►

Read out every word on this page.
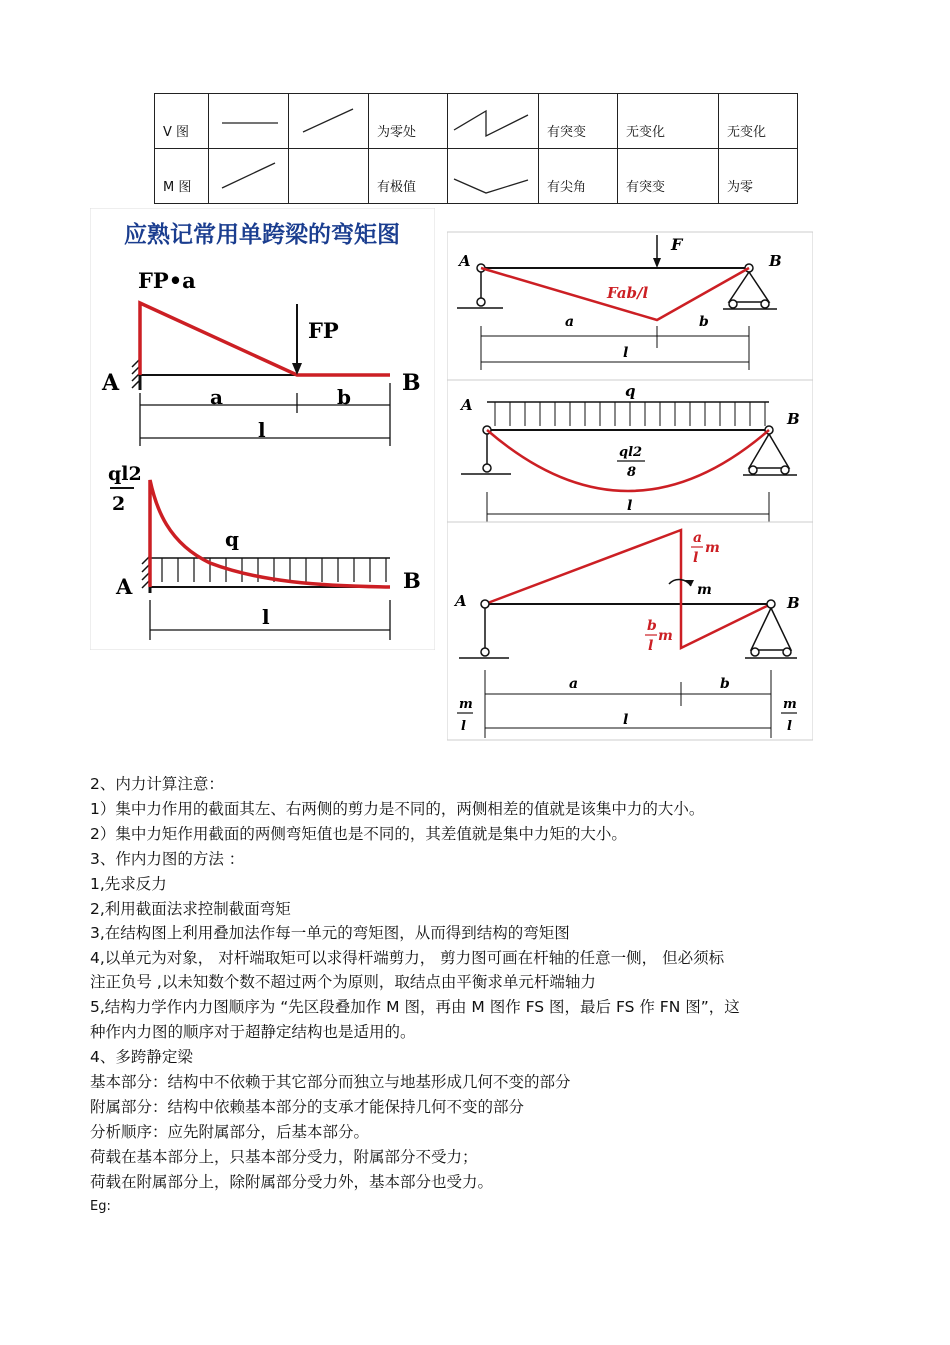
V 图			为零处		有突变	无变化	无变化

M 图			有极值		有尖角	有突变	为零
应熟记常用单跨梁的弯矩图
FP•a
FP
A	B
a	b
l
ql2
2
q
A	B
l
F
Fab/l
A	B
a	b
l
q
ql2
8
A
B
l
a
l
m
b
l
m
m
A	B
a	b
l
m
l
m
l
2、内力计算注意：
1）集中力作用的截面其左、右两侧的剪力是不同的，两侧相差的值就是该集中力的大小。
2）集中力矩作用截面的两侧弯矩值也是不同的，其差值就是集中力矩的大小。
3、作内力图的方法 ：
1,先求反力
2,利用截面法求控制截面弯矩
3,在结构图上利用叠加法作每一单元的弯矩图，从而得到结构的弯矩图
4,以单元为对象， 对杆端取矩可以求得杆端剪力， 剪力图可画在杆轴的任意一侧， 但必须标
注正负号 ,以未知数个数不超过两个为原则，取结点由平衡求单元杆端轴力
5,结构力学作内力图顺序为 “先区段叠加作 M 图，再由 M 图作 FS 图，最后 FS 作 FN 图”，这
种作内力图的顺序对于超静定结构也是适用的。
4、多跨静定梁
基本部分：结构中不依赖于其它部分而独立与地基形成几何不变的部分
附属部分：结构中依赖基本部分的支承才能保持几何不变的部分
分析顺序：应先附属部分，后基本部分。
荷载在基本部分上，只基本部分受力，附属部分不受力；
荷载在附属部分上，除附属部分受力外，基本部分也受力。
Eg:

◄
►

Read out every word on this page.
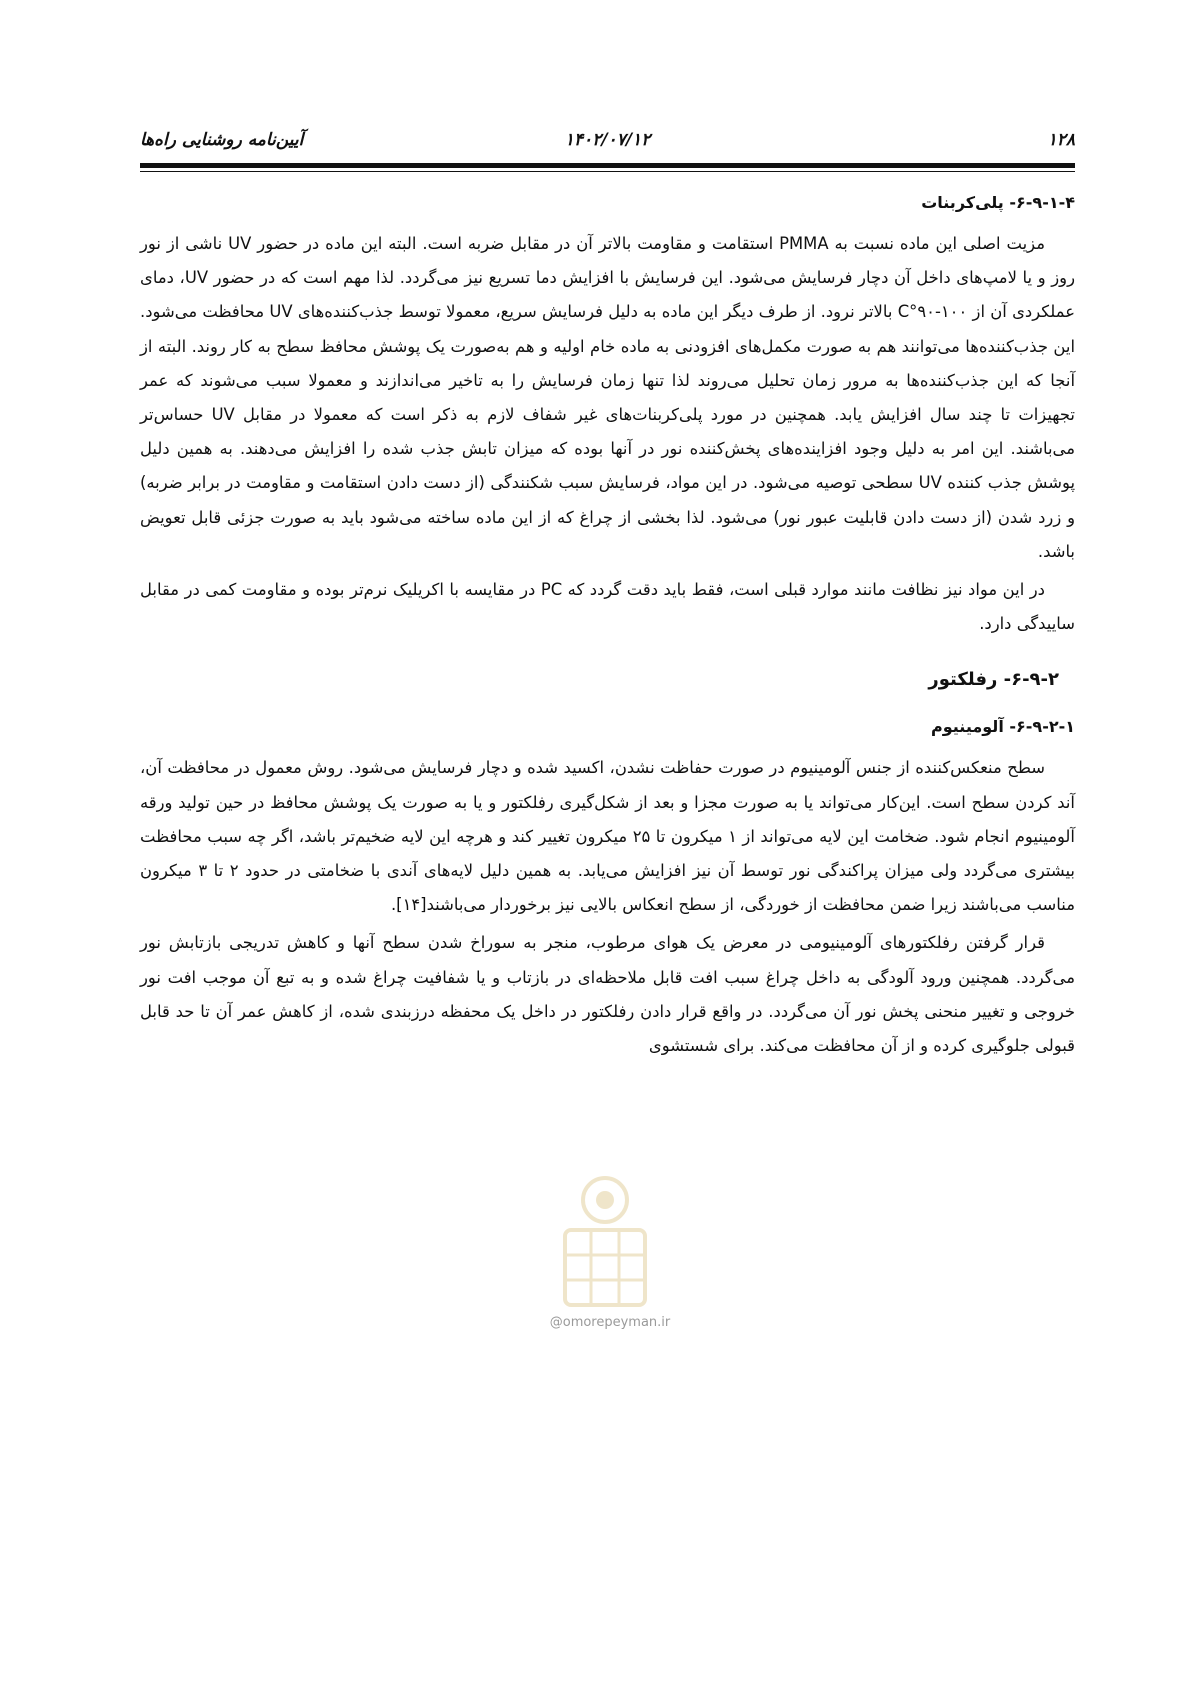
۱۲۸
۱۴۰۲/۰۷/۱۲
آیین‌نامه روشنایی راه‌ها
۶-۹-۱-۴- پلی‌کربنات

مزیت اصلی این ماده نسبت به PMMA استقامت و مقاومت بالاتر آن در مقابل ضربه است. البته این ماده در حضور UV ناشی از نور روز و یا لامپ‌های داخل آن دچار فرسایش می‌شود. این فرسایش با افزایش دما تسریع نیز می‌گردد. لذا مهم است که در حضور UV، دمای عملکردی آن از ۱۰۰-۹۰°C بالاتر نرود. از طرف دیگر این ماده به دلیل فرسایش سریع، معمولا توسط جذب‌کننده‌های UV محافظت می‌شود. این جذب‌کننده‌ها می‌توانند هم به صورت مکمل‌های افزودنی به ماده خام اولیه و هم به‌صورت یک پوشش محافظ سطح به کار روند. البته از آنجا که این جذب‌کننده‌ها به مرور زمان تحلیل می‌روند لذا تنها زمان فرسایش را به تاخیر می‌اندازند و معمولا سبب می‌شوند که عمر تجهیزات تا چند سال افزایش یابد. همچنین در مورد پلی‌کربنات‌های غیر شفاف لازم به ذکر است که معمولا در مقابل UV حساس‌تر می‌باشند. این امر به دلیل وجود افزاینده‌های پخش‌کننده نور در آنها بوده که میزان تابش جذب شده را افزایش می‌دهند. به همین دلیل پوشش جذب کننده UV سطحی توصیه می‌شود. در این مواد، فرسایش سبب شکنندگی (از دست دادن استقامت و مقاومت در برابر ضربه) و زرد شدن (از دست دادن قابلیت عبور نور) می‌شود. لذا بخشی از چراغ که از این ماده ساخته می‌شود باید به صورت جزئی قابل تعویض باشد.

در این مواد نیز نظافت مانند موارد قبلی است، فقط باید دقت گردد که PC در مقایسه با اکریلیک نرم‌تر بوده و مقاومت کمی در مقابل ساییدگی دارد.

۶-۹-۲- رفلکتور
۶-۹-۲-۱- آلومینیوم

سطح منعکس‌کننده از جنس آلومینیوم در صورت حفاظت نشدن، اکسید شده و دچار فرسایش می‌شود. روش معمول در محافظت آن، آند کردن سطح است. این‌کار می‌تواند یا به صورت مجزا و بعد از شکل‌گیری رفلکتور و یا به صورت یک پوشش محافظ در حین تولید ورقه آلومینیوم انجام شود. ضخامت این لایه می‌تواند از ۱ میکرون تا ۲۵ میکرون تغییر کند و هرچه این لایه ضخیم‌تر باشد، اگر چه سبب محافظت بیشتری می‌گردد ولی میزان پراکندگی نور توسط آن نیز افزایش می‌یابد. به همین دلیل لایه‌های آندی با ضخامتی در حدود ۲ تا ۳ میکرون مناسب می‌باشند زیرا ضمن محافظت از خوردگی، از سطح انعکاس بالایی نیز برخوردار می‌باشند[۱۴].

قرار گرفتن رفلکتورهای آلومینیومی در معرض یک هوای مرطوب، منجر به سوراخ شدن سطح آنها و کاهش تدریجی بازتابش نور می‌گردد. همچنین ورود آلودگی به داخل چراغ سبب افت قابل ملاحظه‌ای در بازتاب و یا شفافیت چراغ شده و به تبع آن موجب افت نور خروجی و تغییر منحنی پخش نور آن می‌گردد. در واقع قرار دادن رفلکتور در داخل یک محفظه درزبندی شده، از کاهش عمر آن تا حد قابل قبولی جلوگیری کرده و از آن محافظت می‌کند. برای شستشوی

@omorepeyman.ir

◄

Copy out every line in the listing where the word "پوشش" appears.

مزیت اصلی این ماده نسبت به PMMA استقامت و مقاومت بالاتر آن در مقابل ضربه است. البته این ماده در حضور UV ناشی از نور روز و یا لامپ‌های داخل آن دچار فرسایش می‌شود. این فرسایش با افزایش دما تسریع نیز می‌گردد. لذا مهم است که در حضور UV، دمای عملکردی آن از ۱۰۰-۹۰°C بالاتر نرود. از طرف دیگر این ماده به دلیل فرسایش سریع، معمولا توسط جذب‌کننده‌های UV محافظت می‌شود. این جذب‌کننده‌ها می‌توانند هم به صورت مکمل‌های افزودنی به ماده خام اولیه و هم به‌صورت یک پوشش محافظ سطح به کار روند. البته از آنجا که این جذب‌کننده‌ها به مرور زمان تحلیل می‌روند لذا تنها زمان فرسایش را به تاخیر می‌اندازند و معمولا سبب می‌شوند که عمر تجهیزات تا چند سال افزایش یابد. همچنین در مورد پلی‌کربنات‌های غیر شفاف لازم به ذکر است که معمولا در مقابل UV حساس‌تر می‌باشند. این امر به دلیل وجود افزاینده‌های پخش‌کننده نور در آنها بوده که میزان تابش جذب شده را افزایش می‌دهند. به همین دلیل پوشش جذب کننده UV سطحی توصیه می‌شود. در این مواد، فرسایش سبب شکنندگی (از دست دادن استقامت و مقاومت در برابر ضربه) و زرد شدن (از دست دادن قابلیت عبور نور) می‌شود. لذا بخشی از چراغ که از این ماده ساخته می‌شود باید به صورت جزئی قابل تعویض باشد.
سطح منعکس‌کننده از جنس آلومینیوم در صورت حفاظت نشدن، اکسید شده و دچار فرسایش می‌شود. روش معمول در محافظت آن، آند کردن سطح است. این‌کار می‌تواند یا به صورت مجزا و بعد از شکل‌گیری رفلکتور و یا به صورت یک پوشش محافظ در حین تولید ورقه آلومینیوم انجام شود. ضخامت این لایه می‌تواند از ۱ میکرون تا ۲۵ میکرون تغییر کند و هرچه این لایه ضخیم‌تر باشد، اگر چه سبب محافظت بیشتری می‌گردد ولی میزان پراکندگی نور توسط آن نیز افزایش می‌یابد. به همین دلیل لایه‌های آندی با ضخامتی در حدود ۲ تا ۳ میکرون مناسب می‌باشند زیرا ضمن محافظت از خوردگی، از سطح انعکاس بالایی نیز برخوردار می‌باشند[۱۴].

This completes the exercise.